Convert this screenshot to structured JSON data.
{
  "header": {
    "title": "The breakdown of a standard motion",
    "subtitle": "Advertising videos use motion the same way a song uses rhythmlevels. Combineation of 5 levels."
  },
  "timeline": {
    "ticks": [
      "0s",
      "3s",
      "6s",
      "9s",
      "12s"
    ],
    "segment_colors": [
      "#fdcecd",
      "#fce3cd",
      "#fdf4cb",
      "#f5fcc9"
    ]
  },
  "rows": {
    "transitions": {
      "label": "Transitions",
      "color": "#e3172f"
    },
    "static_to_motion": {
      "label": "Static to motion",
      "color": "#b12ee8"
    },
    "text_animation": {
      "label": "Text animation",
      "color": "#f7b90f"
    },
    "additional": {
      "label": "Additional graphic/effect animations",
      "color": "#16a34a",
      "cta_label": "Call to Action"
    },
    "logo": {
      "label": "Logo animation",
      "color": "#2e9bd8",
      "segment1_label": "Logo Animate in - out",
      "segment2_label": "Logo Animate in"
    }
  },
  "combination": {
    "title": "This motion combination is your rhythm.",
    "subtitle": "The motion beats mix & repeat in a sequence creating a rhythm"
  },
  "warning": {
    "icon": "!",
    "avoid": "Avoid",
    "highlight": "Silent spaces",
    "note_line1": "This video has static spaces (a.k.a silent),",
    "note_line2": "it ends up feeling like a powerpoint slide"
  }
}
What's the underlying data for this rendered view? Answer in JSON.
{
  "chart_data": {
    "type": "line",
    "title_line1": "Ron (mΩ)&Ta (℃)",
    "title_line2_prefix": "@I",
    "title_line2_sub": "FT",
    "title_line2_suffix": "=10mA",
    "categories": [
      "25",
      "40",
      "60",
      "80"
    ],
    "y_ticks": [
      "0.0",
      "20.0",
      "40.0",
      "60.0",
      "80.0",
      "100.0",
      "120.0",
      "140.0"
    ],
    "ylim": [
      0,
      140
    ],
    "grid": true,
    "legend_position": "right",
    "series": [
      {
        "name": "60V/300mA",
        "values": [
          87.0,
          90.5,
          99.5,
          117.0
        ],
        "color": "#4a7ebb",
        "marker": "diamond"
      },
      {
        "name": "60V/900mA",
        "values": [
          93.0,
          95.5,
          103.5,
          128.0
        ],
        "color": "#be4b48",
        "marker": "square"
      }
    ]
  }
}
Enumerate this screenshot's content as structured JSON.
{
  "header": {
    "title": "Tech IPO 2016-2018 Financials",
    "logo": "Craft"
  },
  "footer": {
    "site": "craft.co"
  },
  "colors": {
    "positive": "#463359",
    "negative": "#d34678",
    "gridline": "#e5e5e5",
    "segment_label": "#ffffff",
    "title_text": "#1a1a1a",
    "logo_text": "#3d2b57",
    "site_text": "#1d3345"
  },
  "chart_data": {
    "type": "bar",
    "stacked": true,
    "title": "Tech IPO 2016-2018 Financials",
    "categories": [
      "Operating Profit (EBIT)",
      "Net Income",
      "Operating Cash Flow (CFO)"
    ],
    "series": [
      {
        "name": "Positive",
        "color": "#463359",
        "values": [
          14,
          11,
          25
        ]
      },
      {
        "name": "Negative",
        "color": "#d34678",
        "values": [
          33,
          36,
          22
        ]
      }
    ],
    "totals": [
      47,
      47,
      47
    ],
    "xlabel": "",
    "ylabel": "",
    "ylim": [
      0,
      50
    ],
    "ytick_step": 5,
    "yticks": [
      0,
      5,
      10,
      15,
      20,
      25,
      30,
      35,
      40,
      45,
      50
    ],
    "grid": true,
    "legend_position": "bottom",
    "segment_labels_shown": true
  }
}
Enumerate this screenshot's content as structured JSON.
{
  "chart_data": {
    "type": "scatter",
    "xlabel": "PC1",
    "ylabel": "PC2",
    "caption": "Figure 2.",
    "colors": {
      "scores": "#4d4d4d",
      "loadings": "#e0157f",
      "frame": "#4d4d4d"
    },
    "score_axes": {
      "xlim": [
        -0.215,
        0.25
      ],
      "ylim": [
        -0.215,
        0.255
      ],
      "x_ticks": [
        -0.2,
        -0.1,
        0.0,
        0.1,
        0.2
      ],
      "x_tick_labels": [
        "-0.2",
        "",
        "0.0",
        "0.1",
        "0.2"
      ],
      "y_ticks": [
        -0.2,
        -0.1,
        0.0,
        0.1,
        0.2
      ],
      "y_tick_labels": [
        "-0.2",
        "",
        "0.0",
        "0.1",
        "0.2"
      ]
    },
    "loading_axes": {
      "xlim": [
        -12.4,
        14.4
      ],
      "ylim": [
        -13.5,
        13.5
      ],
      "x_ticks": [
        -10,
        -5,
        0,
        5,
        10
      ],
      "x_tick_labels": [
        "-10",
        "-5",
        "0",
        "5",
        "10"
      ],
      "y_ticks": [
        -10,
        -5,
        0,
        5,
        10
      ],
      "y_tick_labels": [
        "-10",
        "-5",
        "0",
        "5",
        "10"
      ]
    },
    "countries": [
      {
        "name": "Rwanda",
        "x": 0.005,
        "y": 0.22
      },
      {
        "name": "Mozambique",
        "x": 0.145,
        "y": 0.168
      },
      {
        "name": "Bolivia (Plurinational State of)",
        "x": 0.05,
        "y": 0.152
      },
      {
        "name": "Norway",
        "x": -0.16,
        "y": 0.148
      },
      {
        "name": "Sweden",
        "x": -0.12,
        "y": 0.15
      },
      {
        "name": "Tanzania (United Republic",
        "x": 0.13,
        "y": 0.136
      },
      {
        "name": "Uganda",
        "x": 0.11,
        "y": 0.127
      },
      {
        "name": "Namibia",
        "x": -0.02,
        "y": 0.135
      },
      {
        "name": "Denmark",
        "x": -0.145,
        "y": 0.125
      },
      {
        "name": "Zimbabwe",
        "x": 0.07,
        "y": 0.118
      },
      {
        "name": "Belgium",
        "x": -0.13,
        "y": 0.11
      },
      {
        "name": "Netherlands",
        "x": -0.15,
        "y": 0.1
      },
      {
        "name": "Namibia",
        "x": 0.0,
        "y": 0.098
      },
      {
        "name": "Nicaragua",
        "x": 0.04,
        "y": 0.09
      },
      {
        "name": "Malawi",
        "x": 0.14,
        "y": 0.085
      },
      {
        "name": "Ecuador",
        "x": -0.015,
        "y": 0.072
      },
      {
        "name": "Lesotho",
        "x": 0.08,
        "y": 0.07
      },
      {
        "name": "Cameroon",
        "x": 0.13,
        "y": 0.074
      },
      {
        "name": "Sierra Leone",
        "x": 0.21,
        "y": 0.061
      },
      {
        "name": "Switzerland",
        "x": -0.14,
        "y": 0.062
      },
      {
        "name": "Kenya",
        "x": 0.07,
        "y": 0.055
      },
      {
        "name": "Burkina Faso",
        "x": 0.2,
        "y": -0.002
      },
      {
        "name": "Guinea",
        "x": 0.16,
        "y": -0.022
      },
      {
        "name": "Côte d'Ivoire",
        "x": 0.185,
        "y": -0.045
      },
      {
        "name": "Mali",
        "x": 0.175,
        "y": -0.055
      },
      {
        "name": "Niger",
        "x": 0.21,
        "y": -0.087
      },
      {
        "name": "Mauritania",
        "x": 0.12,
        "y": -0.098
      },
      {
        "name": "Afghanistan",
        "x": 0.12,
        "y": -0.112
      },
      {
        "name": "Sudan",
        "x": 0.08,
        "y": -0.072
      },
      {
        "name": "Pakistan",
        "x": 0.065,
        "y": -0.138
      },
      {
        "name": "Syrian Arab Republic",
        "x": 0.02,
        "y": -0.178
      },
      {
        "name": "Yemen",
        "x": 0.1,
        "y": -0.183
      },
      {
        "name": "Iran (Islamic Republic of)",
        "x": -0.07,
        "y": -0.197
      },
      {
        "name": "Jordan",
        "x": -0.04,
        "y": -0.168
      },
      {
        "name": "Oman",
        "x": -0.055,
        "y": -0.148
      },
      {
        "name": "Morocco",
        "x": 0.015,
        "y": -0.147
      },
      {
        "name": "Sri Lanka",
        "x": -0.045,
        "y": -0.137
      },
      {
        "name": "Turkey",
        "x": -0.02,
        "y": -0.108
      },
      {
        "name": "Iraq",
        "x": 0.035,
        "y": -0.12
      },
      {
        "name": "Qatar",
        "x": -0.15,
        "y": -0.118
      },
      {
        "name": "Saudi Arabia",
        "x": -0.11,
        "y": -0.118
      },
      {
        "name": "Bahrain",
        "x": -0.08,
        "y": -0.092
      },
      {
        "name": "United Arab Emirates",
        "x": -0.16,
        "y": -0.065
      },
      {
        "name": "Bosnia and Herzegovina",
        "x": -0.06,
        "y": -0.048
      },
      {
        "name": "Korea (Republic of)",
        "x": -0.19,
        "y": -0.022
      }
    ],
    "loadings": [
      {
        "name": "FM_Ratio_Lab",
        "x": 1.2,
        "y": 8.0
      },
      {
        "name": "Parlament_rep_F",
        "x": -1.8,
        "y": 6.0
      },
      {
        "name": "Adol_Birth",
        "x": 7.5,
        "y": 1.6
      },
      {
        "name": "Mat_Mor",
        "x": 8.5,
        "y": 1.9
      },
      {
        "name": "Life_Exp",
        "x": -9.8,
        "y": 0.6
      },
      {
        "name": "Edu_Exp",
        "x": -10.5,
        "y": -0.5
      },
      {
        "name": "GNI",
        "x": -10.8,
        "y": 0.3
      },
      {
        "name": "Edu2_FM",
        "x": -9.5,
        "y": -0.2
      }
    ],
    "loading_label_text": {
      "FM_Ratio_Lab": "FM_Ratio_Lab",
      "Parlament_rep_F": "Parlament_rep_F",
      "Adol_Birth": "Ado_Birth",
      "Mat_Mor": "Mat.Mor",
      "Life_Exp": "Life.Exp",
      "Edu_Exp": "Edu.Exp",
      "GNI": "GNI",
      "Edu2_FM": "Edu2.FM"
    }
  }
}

● **Instructions for the task**
Look through the data above. Each line containing the word "Animate" needs to be copied.

● **Reply**
      "segment1_label": "Logo Animate in - out",
      "segment2_label": "Logo Animate in"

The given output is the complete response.